*Short task*
Print each of the following rows character for character, with nothing changed or left out.

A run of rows
------------------------------------
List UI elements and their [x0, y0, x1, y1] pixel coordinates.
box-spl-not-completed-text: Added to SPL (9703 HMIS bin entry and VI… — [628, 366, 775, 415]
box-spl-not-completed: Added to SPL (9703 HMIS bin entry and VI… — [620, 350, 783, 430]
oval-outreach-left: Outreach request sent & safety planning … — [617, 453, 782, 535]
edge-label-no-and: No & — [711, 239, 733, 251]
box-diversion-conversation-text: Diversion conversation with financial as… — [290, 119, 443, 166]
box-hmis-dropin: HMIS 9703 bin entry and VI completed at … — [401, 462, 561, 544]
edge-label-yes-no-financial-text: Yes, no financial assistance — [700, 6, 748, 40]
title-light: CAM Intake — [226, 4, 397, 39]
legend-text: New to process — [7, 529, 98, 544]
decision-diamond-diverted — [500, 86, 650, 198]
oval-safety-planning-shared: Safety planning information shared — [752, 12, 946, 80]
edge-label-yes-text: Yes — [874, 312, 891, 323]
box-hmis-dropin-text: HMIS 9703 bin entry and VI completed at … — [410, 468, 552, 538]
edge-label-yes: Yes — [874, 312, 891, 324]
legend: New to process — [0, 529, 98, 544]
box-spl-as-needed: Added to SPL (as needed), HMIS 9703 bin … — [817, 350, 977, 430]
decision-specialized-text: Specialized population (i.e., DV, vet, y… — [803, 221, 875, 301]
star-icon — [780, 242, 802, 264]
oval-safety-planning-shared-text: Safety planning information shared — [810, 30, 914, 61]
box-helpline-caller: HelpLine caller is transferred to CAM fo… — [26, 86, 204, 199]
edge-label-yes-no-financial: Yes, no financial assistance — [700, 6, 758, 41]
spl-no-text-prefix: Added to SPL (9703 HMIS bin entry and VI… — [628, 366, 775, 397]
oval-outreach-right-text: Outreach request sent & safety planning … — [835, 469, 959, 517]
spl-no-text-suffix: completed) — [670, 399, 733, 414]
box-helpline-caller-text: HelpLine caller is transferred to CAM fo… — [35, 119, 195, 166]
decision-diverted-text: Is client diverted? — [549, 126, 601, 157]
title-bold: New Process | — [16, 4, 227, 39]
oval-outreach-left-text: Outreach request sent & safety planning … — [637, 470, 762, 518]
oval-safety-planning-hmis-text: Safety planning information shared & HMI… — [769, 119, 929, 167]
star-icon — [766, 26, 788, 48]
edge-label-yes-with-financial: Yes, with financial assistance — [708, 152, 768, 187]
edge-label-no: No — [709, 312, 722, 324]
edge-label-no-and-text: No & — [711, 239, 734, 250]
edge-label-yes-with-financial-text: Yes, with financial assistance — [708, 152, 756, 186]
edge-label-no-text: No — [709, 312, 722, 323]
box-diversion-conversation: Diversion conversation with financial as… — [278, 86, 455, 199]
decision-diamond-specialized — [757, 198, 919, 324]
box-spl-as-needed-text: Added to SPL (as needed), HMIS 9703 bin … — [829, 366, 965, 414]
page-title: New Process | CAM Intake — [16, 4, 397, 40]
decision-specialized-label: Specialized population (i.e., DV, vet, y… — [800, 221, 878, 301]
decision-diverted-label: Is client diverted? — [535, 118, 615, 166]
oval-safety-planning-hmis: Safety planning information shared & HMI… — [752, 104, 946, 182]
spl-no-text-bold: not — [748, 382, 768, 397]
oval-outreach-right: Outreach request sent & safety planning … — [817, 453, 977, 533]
------------------------------------
*Task result*
List UI elements and their [x0, y0, x1, y1] pixel coordinates.
box-spl-not-completed-text: Added to SPL (9703 HMIS bin entry and VI… — [628, 366, 775, 415]
box-spl-not-completed: Added to SPL (9703 HMIS bin entry and VI… — [620, 350, 783, 430]
oval-outreach-left: Outreach request sent & safety planning … — [617, 453, 782, 535]
edge-label-no-and: No & — [711, 239, 733, 251]
box-diversion-conversation-text: Diversion conversation with financial as… — [290, 119, 443, 166]
box-hmis-dropin: HMIS 9703 bin entry and VI completed at … — [401, 462, 561, 544]
edge-label-yes-no-financial-text: Yes, no financial assistance — [700, 6, 748, 40]
title-light: CAM Intake — [226, 4, 397, 39]
legend-text: New to process — [7, 529, 98, 544]
decision-diamond-diverted — [500, 86, 650, 198]
oval-safety-planning-shared: Safety planning information shared — [752, 12, 946, 80]
edge-label-yes-text: Yes — [874, 312, 891, 323]
box-hmis-dropin-text: HMIS 9703 bin entry and VI completed at … — [410, 468, 552, 538]
edge-label-yes: Yes — [874, 312, 891, 324]
legend: New to process — [0, 529, 98, 544]
box-spl-as-needed: Added to SPL (as needed), HMIS 9703 bin … — [817, 350, 977, 430]
decision-specialized-text: Specialized population (i.e., DV, vet, y… — [803, 221, 875, 301]
star-icon — [780, 242, 802, 264]
oval-safety-planning-shared-text: Safety planning information shared — [810, 30, 914, 61]
box-helpline-caller: HelpLine caller is transferred to CAM fo… — [26, 86, 204, 199]
edge-label-yes-no-financial: Yes, no financial assistance — [700, 6, 758, 41]
spl-no-text-prefix: Added to SPL (9703 HMIS bin entry and VI… — [628, 366, 775, 397]
oval-outreach-right-text: Outreach request sent & safety planning … — [835, 469, 959, 517]
spl-no-text-suffix: completed) — [670, 399, 733, 414]
box-helpline-caller-text: HelpLine caller is transferred to CAM fo… — [35, 119, 195, 166]
decision-diverted-text: Is client diverted? — [549, 126, 601, 157]
title-bold: New Process | — [16, 4, 227, 39]
oval-outreach-left-text: Outreach request sent & safety planning … — [637, 470, 762, 518]
oval-safety-planning-hmis-text: Safety planning information shared & HMI… — [769, 119, 929, 167]
star-icon — [766, 26, 788, 48]
edge-label-yes-with-financial: Yes, with financial assistance — [708, 152, 768, 187]
edge-label-no: No — [709, 312, 722, 324]
edge-label-no-and-text: No & — [711, 239, 734, 250]
edge-label-yes-with-financial-text: Yes, with financial assistance — [708, 152, 756, 186]
edge-label-no-text: No — [709, 312, 722, 323]
box-diversion-conversation: Diversion conversation with financial as… — [278, 86, 455, 199]
decision-diamond-specialized — [757, 198, 919, 324]
box-spl-as-needed-text: Added to SPL (as needed), HMIS 9703 bin … — [829, 366, 965, 414]
page-title: New Process | CAM Intake — [16, 4, 397, 40]
decision-specialized-label: Specialized population (i.e., DV, vet, y… — [800, 221, 878, 301]
decision-diverted-label: Is client diverted? — [535, 118, 615, 166]
oval-safety-planning-hmis: Safety planning information shared & HMI… — [752, 104, 946, 182]
spl-no-text-bold: not — [748, 382, 768, 397]
oval-outreach-right: Outreach request sent & safety planning … — [817, 453, 977, 533]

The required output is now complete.